■ **Task to carry out**
Count every line below that contains "Depth", then state the total with no other output.

(Data records)
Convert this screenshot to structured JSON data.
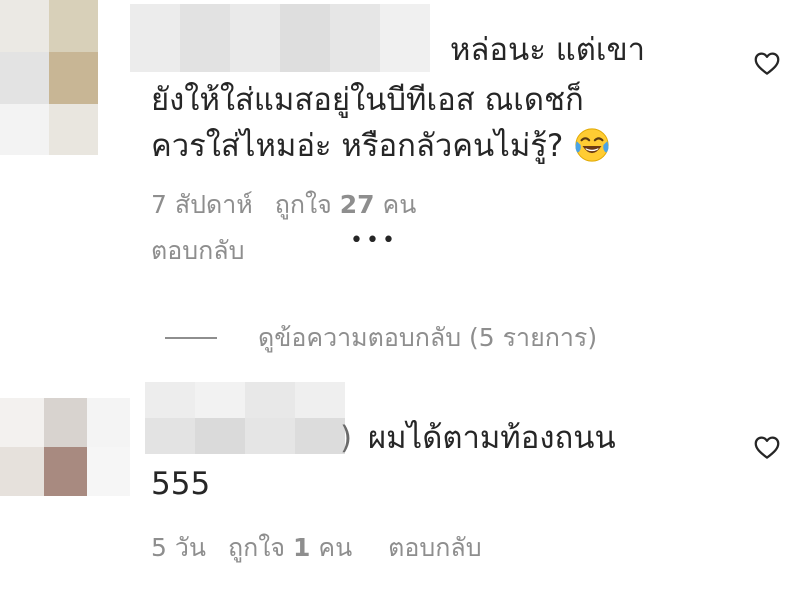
{
  "comments": [
    {
      "text_lines": [
        "หล่อนะ แต่เขา",
        "ยังให้ใส่แมสอยู่ในบีทีเอส ณเดชก็",
        "ควรใส่ไหมอ่ะ หรือกลัวคนไม่รู้?"
      ],
      "emoji": "face-with-tears-of-joy",
      "time": "7 สัปดาห์",
      "likes_prefix": "ถูกใจ",
      "likes_count": "27",
      "likes_suffix": "คน",
      "reply_label": "ตอบกลับ",
      "more_label": "•••",
      "view_replies_label": "ดูข้อความตอบกลับ (5 รายการ)"
    },
    {
      "text_line1": "ผมได้ตามท้องถนน",
      "text_line2": "555",
      "time": "5 วัน",
      "likes_prefix": "ถูกใจ",
      "likes_count": "1",
      "likes_suffix": "คน",
      "reply_label": "ตอบกลับ"
    }
  ],
  "colors": {
    "text": "#262626",
    "secondary": "#8e8e8e",
    "background": "#ffffff"
  },
  "icons": [
    "heart-outline-icon",
    "face-with-tears-of-joy-emoji",
    "more-options-icon"
  ]
}
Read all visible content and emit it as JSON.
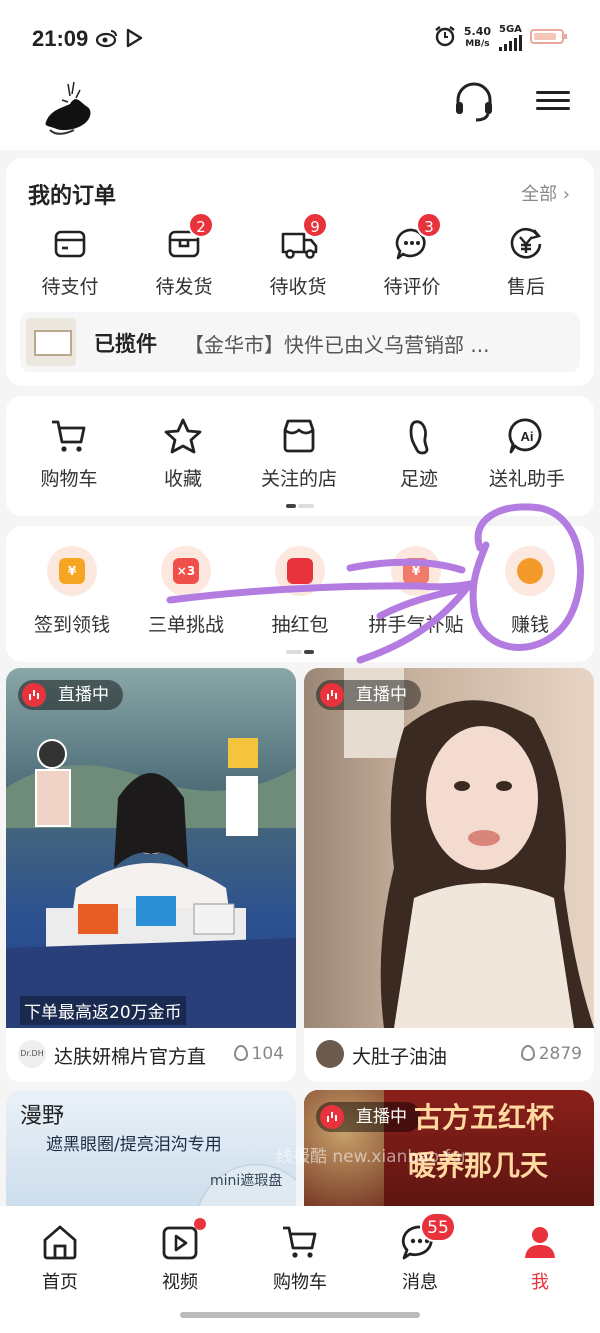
{
  "status_bar": {
    "time": "21:09",
    "net_speed": "5.40",
    "net_unit": "MB/s",
    "network": "5GA",
    "icons": [
      "weibo-icon",
      "play-icon",
      "alarm-icon",
      "signal-icon",
      "battery-icon"
    ]
  },
  "orders": {
    "title": "我的订单",
    "all_label": "全部 ›",
    "items": [
      {
        "label": "待支付",
        "icon": "wallet-icon",
        "badge": ""
      },
      {
        "label": "待发货",
        "icon": "box-icon",
        "badge": "2"
      },
      {
        "label": "待收货",
        "icon": "truck-icon",
        "badge": "9"
      },
      {
        "label": "待评价",
        "icon": "comment-icon",
        "badge": "3"
      },
      {
        "label": "售后",
        "icon": "yen-refund-icon",
        "badge": ""
      }
    ],
    "package": {
      "status": "已揽件",
      "message": "【金华市】快件已由义乌营销部 ..."
    }
  },
  "shortcuts": {
    "items": [
      {
        "label": "购物车",
        "icon": "cart-icon"
      },
      {
        "label": "收藏",
        "icon": "star-icon"
      },
      {
        "label": "关注的店",
        "icon": "store-icon"
      },
      {
        "label": "足迹",
        "icon": "footprint-icon"
      },
      {
        "label": "送礼助手",
        "icon": "ai-icon"
      }
    ]
  },
  "rewards": {
    "items": [
      {
        "label": "签到领钱",
        "icon": "checkin-icon",
        "glyph": "¥"
      },
      {
        "label": "三单挑战",
        "icon": "challenge-icon",
        "glyph": "×3"
      },
      {
        "label": "抽红包",
        "icon": "red-packet-icon",
        "glyph": ""
      },
      {
        "label": "拼手气补贴",
        "icon": "subsidy-icon",
        "glyph": "¥"
      },
      {
        "label": "赚钱",
        "icon": "money-bag-icon",
        "glyph": ""
      }
    ]
  },
  "feed": {
    "live_label": "直播中",
    "cards": [
      {
        "shop": "达肤妍棉片官方直",
        "likes": "104",
        "promo": "下单最高返20万金币",
        "logo_text": "Dr.DH"
      },
      {
        "shop": "大肚子油油",
        "likes": "2879",
        "promo": "",
        "logo_text": ""
      },
      {
        "shop": "",
        "likes": "",
        "promo": "",
        "top_text": "漫野",
        "sub_text": "遮黑眼圈/提亮泪沟专用",
        "product_text": "mini遮瑕盘"
      },
      {
        "shop": "",
        "likes": "",
        "promo": "",
        "top_text": "古方五红杯",
        "sub_text": "暖养那几天"
      }
    ]
  },
  "watermark": "线报酷 new.xianbao.fun",
  "tabbar": {
    "items": [
      {
        "label": "首页",
        "icon": "home-icon",
        "badge": ""
      },
      {
        "label": "视频",
        "icon": "video-icon",
        "badge": "dot"
      },
      {
        "label": "购物车",
        "icon": "cart-icon",
        "badge": ""
      },
      {
        "label": "消息",
        "icon": "message-icon",
        "badge": "55"
      },
      {
        "label": "我",
        "icon": "profile-icon",
        "badge": ""
      }
    ]
  },
  "colors": {
    "accent": "#e8323c",
    "annotation": "#b47be0"
  }
}
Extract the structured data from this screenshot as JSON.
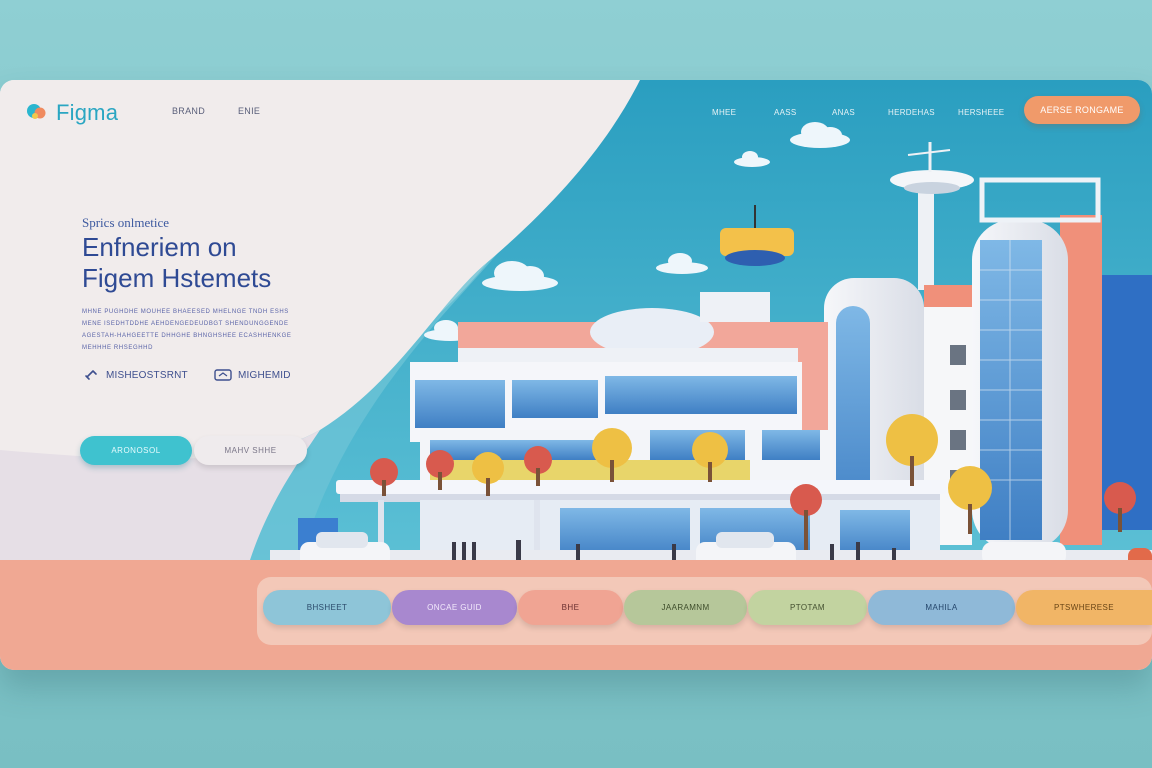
{
  "brand": {
    "logo_text": "Figma"
  },
  "nav": {
    "left": [
      "BRAND",
      "ENIE"
    ],
    "right": [
      "MHEE",
      "AASS",
      "ANAS",
      "HERDEHAS",
      "HERSHEEE"
    ],
    "cta": "AERSE RONGAME"
  },
  "hero": {
    "eyebrow": "Sprics onlmetice",
    "headline_line1": "Enfneriem on",
    "headline_line2": "Figem Hstemets",
    "body_lines": [
      "MHNE PUGHDHE MOUHEE BHAEESED MHELNGE TNDH ESHS",
      "MENE ISEDHTDDHE AEHDENGEDEUDBGT SHENDUNGGENDE",
      "AGESTAH-HAHGEETTE DHHGHE BHNGHSHEE ECASHHENKGE",
      "MEHHHE RHSEGHHD"
    ],
    "feature_1": "MISHEOSTSRNT",
    "feature_2": "MIGHEMID",
    "primary_button": "ARONOSOL",
    "secondary_button": "MAHV SHHE"
  },
  "categories": [
    "BHSHEET",
    "ONCAE GUID",
    "BHE",
    "JAARAMNM",
    "PTOTAM",
    "MAHILA",
    "PTSWHERESE"
  ],
  "colors": {
    "accent_teal": "#3fc2cf",
    "accent_orange": "#f09a6a",
    "headline_blue": "#2f4a94",
    "sky_blue": "#2fa8c6"
  },
  "icons": [
    "figma-logo-icon",
    "link-icon",
    "home-card-icon",
    "cloud-icon"
  ]
}
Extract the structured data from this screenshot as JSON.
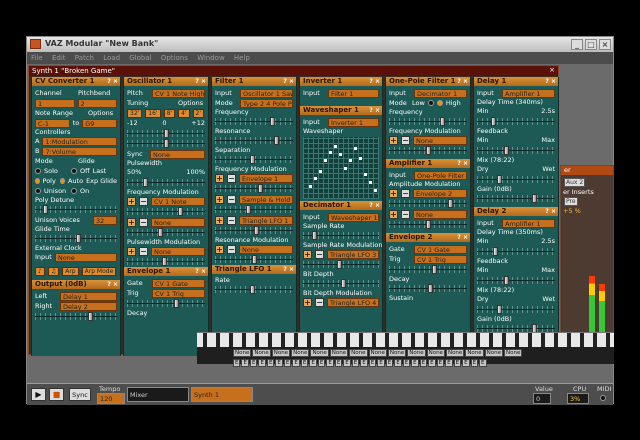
{
  "window": {
    "title": "VAZ Modular \"New Bank\""
  },
  "menu": [
    "File",
    "Edit",
    "Patch",
    "Load",
    "Global",
    "Options",
    "Window",
    "Help"
  ],
  "synth": {
    "title": "Synth 1 \"Broken Game\""
  },
  "cv_converter": {
    "title": "CV Converter 1",
    "channel_label": "Channel",
    "channel_value": "1",
    "pitchbend_label": "Pitchbend",
    "pitchbend_value": "2",
    "note_range_label": "Note Range",
    "options_label": "Options",
    "range_from": "C-1",
    "range_to_label": "to",
    "range_to": "G9",
    "controllers_label": "Controllers",
    "ctrl_a_label": "A",
    "ctrl_a": "1:Modulation",
    "ctrl_b_label": "B",
    "ctrl_b": "7:Volume",
    "mode_label": "Mode",
    "glide_label": "Glide",
    "solo": "Solo",
    "poly": "Poly",
    "unison": "Unison",
    "off": "Off",
    "auto": "Auto",
    "on": "On",
    "last": "Last",
    "exp_glide": "Exp Glide",
    "poly_detune": "Poly Detune",
    "unison_voices_label": "Unison Voices",
    "unison_voices": "32",
    "glide_time": "Glide Time",
    "ext_clock": "External Clock",
    "input_label": "Input",
    "input_value": "None",
    "arp_label": "Arp",
    "arp_mode": "Arp Mode"
  },
  "output": {
    "title": "Output (0dB)",
    "left_label": "Left",
    "left": "Delay 1",
    "right_label": "Right",
    "right": "Delay 2"
  },
  "oscillator": {
    "title": "Oscillator 1",
    "pitch_label": "Pitch",
    "pitch": "CV 1 Note High",
    "tuning_label": "Tuning",
    "options_label": "Options",
    "tuning_btns": [
      "32'",
      "16'",
      "8'",
      "4'",
      "2'"
    ],
    "tuning_min": "-12",
    "tuning_zero": "0",
    "tuning_max": "+12",
    "sync_label": "Sync",
    "sync": "None",
    "pulsewidth": "Pulsewidth",
    "pw_min": "50%",
    "pw_max": "100%",
    "freq_mod": "Frequency Modulation",
    "fm1": "CV 1 Note",
    "fm2": "None",
    "pw_mod": "Pulsewidth Modulation",
    "pwm1": "None"
  },
  "envelope1": {
    "title": "Envelope 1",
    "gate_label": "Gate",
    "gate": "CV 1 Gate",
    "trig_label": "Trig",
    "trig": "CV 1 Trig",
    "decay": "Decay"
  },
  "filter": {
    "title": "Filter 1",
    "input_label": "Input",
    "input": "Oscillator 1 Saw",
    "mode_label": "Mode",
    "mode": "Type 2 4 Pole PM",
    "frequency": "Frequency",
    "resonance": "Resonance",
    "separation": "Separation",
    "freq_mod": "Frequency Modulation",
    "fm1": "Envelope 1",
    "fm2": "Sample & Hold 1",
    "fm3": "Triangle LFO 1",
    "res_mod": "Resonance Modulation",
    "rm1": "None"
  },
  "triangle_lfo": {
    "title": "Triangle LFO 1",
    "rate": "Rate"
  },
  "inverter": {
    "title": "Inverter 1",
    "input_label": "Input",
    "input": "Filter 1"
  },
  "waveshaper": {
    "title": "Waveshaper 1",
    "input_label": "Input",
    "input": "Inverter 1",
    "label": "Waveshaper"
  },
  "decimator": {
    "title": "Decimator 1",
    "input_label": "Input",
    "input": "Waveshaper 1",
    "sample_rate": "Sample Rate",
    "srm": "Sample Rate Modulation",
    "srm1": "Triangle LFO 3",
    "bit_depth": "Bit Depth",
    "bdm": "Bit Depth Modulation",
    "bdm1": "Triangle LFO 4"
  },
  "onepole": {
    "title": "One-Pole Filter 1",
    "input_label": "Input",
    "input": "Decimator 1",
    "mode_label": "Mode",
    "low": "Low",
    "high": "High",
    "frequency": "Frequency",
    "freq_mod": "Frequency Modulation",
    "fm1": "None"
  },
  "amplifier": {
    "title": "Amplifier 1",
    "input_label": "Input",
    "input": "One-Pole Filter 1",
    "amp_mod": "Amplitude Modulation",
    "am1": "Envelope 2",
    "am2": "None"
  },
  "envelope2": {
    "title": "Envelope 2",
    "gate_label": "Gate",
    "gate": "CV 1 Gate",
    "trig_label": "Trig",
    "trig": "CV 1 Trig",
    "decay": "Decay",
    "sustain": "Sustain"
  },
  "delay1": {
    "title": "Delay 1",
    "input_label": "Input",
    "input": "Amplifier 1",
    "delay_time": "Delay Time (340ms)",
    "min": "Min",
    "max": "2.5s",
    "feedback": "Feedback",
    "fmin": "Min",
    "fmax": "Max",
    "mix": "Mix (78:22)",
    "dry": "Dry",
    "wet": "Wet",
    "gain": "Gain (0dB)"
  },
  "delay2": {
    "title": "Delay 2",
    "input_label": "Input",
    "input": "Amplifier 1",
    "delay_time": "Delay Time (350ms)",
    "min": "Min",
    "max": "2.5s",
    "feedback": "Feedback",
    "fmin": "Min",
    "fmax": "Max",
    "mix": "Mix (78:22)",
    "dry": "Dry",
    "wet": "Wet",
    "gain": "Gain (0dB)"
  },
  "rightpanel": {
    "title": "er",
    "aux2": "Aux 2",
    "inserts": "er Inserts",
    "pre": "Pre",
    "value": "+5 %"
  },
  "mixer_strip": {
    "none_label": "None",
    "e_label": "E"
  },
  "transport": {
    "sync": "Sync",
    "tempo_label": "Tempo",
    "tempo": "120",
    "mixer": "Mixer",
    "synth1": "Synth 1",
    "value_label": "Value",
    "value": "0",
    "cpu_label": "CPU",
    "cpu": "3%",
    "midi_label": "MIDI"
  }
}
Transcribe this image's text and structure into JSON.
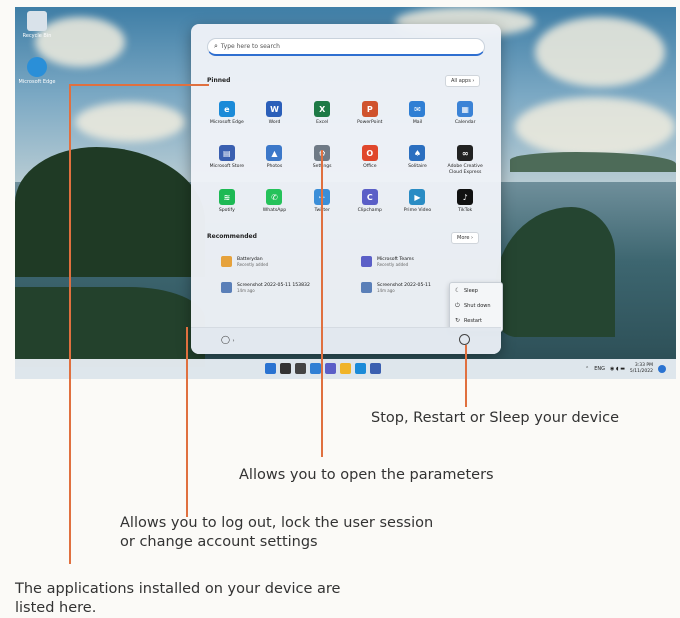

■ **Full response**
2